■ Task objective ■
Render the lines of the records starting at the line containing "95, 335, 110]" and ending at the line containing "631, 1046, 703]" as a JSON list of strings, one per line, leaving out blank lines.

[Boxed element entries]
______

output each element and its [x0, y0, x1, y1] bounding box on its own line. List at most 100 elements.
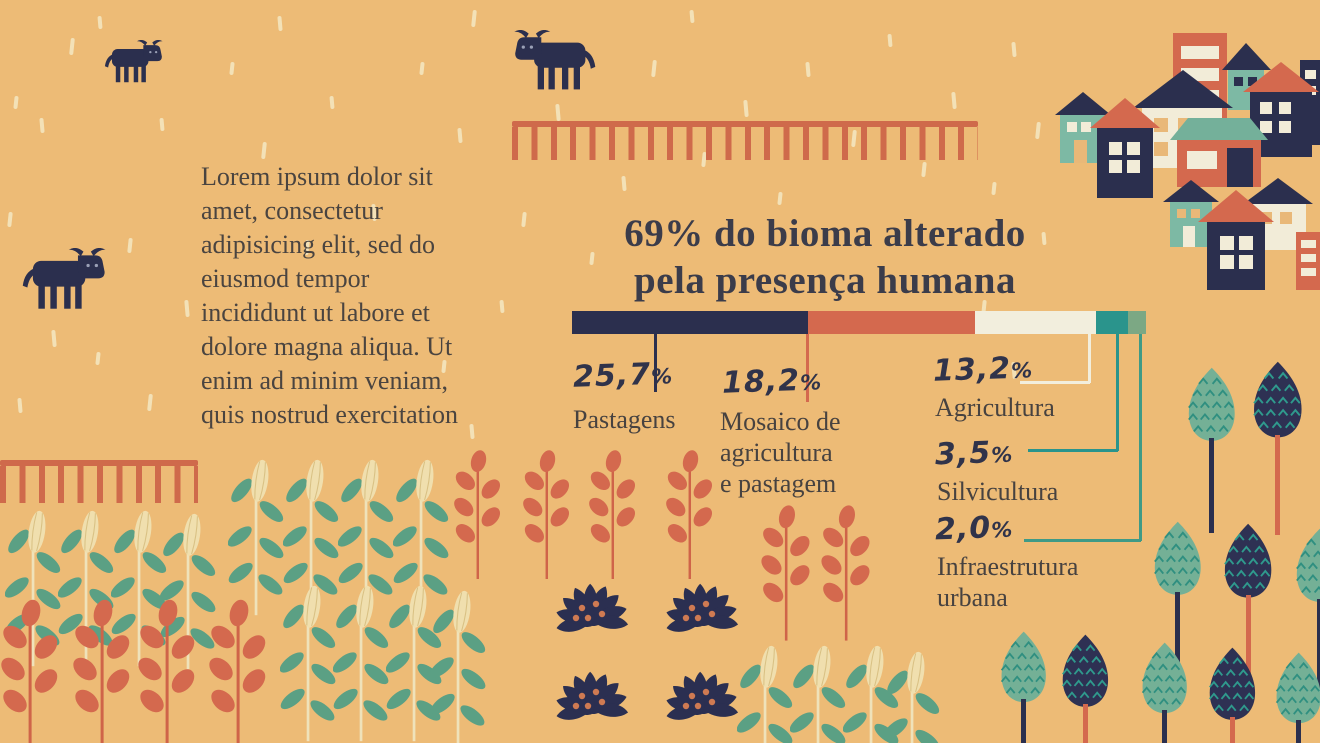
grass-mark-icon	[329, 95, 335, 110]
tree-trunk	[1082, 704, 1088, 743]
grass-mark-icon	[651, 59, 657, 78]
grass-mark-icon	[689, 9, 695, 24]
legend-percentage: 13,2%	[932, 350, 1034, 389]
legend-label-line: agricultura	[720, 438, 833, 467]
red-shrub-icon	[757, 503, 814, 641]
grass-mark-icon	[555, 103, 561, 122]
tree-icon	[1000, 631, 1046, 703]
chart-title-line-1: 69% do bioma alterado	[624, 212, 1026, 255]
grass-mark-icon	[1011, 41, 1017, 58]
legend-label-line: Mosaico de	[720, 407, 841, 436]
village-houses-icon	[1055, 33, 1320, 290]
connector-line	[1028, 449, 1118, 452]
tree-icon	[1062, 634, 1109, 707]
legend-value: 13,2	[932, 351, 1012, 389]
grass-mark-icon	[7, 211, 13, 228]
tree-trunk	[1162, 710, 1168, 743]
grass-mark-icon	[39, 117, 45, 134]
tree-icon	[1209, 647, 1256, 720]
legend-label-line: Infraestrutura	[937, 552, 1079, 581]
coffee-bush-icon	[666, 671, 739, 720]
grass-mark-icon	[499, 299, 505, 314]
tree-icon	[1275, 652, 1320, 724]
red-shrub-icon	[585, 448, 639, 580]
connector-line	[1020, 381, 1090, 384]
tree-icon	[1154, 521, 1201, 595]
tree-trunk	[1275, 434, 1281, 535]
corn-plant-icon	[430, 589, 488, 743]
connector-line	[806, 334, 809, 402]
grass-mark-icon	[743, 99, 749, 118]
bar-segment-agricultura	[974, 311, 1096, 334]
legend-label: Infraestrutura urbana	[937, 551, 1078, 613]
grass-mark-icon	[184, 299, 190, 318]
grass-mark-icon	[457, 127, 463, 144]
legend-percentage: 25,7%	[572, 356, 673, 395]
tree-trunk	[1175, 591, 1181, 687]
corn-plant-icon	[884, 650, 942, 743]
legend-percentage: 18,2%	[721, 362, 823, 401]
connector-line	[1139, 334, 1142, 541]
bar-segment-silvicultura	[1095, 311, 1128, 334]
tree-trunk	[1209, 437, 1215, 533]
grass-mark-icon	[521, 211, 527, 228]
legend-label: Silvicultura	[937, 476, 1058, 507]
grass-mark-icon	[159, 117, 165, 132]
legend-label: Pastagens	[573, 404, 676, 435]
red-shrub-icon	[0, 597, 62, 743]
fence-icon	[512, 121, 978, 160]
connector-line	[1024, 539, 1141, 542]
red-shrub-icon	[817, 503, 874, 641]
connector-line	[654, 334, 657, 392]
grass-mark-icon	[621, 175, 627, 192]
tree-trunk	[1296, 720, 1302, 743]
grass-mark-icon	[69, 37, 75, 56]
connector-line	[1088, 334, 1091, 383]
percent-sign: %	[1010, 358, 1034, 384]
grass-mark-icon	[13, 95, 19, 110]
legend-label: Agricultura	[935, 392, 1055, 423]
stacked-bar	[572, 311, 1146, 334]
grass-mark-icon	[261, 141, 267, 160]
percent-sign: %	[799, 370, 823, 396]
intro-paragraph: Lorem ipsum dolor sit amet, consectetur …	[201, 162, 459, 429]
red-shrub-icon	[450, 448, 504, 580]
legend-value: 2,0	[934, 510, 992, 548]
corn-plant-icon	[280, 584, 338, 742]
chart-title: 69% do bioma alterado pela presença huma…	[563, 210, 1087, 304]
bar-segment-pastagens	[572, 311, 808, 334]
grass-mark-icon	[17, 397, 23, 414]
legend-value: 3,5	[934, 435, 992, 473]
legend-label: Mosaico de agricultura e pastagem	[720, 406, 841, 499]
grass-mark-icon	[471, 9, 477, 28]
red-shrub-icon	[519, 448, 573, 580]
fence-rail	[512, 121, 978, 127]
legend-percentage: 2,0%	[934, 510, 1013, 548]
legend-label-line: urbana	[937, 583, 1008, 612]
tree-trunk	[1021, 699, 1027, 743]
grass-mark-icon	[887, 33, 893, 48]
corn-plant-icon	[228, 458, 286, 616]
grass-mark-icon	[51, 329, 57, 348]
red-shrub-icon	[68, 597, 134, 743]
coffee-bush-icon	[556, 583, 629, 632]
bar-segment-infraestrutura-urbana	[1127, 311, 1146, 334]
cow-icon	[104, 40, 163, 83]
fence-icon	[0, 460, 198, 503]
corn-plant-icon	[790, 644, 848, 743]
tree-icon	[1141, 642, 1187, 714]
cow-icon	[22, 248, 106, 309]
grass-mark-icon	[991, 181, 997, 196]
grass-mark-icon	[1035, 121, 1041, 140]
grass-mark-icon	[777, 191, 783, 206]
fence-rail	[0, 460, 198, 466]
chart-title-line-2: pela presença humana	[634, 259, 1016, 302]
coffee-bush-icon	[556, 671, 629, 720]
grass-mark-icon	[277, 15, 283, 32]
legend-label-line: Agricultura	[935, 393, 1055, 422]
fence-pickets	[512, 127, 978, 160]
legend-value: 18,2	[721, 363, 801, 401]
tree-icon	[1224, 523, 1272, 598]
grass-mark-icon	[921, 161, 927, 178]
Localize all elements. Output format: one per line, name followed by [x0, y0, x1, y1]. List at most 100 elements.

______

■ Correct response ■
[
  "grass-mark-icon\t[329, 95, 335, 110]",
  "tree-trunk\t[1082, 704, 1088, 743]",
  "grass-mark-icon\t[651, 59, 657, 78]",
  "grass-mark-icon\t[689, 9, 695, 24]",
  "legend-percentage: 13,2%\t[932, 350, 1034, 389]",
  "legend-label-line: agricultura\t[720, 438, 833, 467]",
  "red-shrub-icon\t[757, 503, 814, 641]",
  "grass-mark-icon\t[555, 103, 561, 122]",
  "tree-icon\t[1000, 631, 1046, 703]"
]